━━ Records

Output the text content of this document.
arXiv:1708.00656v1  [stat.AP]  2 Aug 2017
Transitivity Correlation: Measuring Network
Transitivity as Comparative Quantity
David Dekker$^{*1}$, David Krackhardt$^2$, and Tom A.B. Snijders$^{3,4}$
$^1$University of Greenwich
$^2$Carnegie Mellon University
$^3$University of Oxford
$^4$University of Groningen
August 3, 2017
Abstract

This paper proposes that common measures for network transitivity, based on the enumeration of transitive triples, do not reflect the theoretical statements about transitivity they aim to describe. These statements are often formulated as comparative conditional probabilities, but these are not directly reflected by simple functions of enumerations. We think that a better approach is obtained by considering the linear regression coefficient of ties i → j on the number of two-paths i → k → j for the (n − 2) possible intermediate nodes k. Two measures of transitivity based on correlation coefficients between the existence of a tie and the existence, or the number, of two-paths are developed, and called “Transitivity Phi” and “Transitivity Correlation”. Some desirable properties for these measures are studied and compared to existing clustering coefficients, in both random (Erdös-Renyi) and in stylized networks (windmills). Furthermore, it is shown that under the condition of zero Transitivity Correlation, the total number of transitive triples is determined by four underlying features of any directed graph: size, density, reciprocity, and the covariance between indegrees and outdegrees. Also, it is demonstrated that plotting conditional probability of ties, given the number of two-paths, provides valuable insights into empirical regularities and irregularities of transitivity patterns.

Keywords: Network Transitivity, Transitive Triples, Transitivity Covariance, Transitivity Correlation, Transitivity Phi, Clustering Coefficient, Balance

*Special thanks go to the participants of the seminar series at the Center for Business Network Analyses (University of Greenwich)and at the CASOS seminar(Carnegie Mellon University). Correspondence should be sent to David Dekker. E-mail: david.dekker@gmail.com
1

━━━━

Given request
Take each line containing the string "Carnegie" and copy it out.

Finished exercise
$^2$Carnegie Mellon University
*Special thanks go to the participants of the seminar series at the Center for Business Network Analyses (University of Greenwich)and at the CASOS seminar(Carnegie Mellon University). Correspondence should be sent to David Dekker. E-mail: david.dekker@gmail.com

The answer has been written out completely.